* [Directions for this task]:
Check every line below for the string "series", and copy the lines that contain it.

* [Data entries for graphics]:
%%

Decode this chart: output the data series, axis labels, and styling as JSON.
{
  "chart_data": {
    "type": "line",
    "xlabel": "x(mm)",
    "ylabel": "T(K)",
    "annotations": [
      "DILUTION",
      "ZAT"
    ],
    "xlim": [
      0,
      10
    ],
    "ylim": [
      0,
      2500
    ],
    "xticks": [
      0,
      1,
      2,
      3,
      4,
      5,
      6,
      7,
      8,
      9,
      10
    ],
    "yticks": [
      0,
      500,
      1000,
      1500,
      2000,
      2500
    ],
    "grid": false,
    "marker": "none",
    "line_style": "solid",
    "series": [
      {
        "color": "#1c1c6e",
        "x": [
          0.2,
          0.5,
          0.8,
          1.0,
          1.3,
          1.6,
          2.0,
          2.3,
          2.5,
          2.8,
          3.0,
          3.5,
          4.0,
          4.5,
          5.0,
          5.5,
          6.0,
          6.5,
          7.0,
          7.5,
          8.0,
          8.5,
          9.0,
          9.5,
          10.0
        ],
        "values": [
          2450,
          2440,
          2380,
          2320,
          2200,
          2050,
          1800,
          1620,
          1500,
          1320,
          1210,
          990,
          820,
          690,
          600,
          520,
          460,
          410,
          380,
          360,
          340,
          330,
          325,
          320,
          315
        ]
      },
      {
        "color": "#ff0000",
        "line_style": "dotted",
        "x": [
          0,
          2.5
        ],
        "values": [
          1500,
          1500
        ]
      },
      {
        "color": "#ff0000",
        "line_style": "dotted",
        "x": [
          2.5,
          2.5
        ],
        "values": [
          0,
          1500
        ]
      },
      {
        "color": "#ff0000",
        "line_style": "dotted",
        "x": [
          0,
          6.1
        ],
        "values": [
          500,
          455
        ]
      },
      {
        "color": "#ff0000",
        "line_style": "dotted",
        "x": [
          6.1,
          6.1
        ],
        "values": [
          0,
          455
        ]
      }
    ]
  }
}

%%

* [Exercise solution]:
Decode this chart: output the data series, axis labels, and styling as JSON.
    "series": [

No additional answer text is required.